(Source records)
*-*-*
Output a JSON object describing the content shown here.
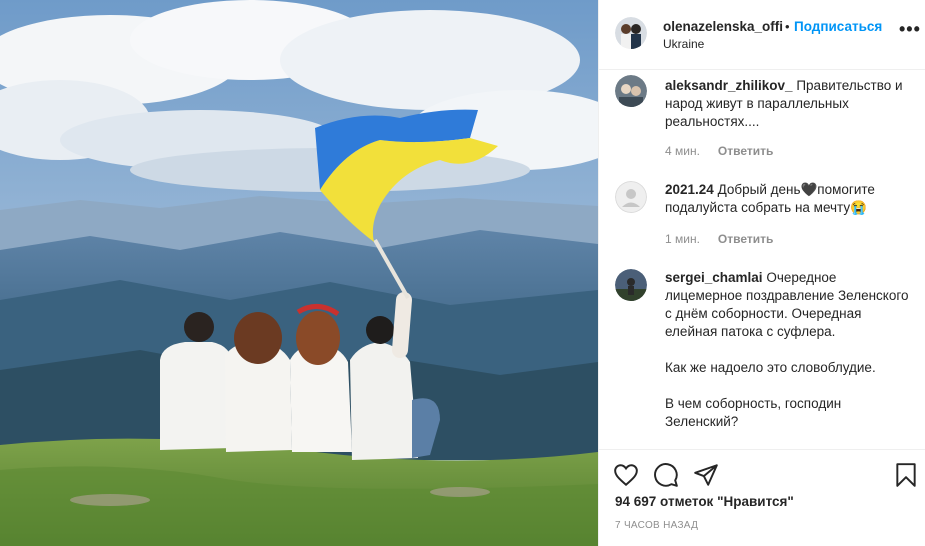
{
  "post": {
    "author": "olenazelenska_offi",
    "separator": "•",
    "follow_label": "Подписаться",
    "location": "Ukraine",
    "more_label": "•••",
    "photo_icon": "photo-of-people-with-ukrainian-flag"
  },
  "comments": [
    {
      "user": "aleksandr_zhilikov_",
      "text": "Правительство и народ живут в параллельных реальностях....",
      "time": "4 мин.",
      "reply": "Ответить"
    },
    {
      "user": "2021.24",
      "text": "Добрый день🖤помогите подалуйста собрать на мечту😭",
      "time": "1 мин.",
      "reply": "Ответить"
    },
    {
      "user": "sergei_chamlai",
      "text": "Очередное лицемерное поздравление Зеленского с днём соборности. Очередная елейная патока с суфлера.\n\nКак же надоело это словоблудие.\n\nВ чем соборность, господин Зеленский?"
    }
  ],
  "actions": {
    "icons": [
      "heart-icon",
      "comment-icon",
      "share-icon",
      "bookmark-icon"
    ],
    "likes": "94 697 отметок \"Нравится\"",
    "time": "7 часов назад"
  },
  "colors": {
    "link_blue": "#0095f6",
    "meta_gray": "#8e8e8e",
    "border": "#efefef",
    "flag_blue": "#2f7bd9",
    "flag_yellow": "#f2e03a"
  }
}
*-*-*
Copy each line containing the word "user" from the data.

**Result of this exercise**:
      "user": "aleksandr_zhilikov_",
      "user": "2021.24",
      "user": "sergei_chamlai",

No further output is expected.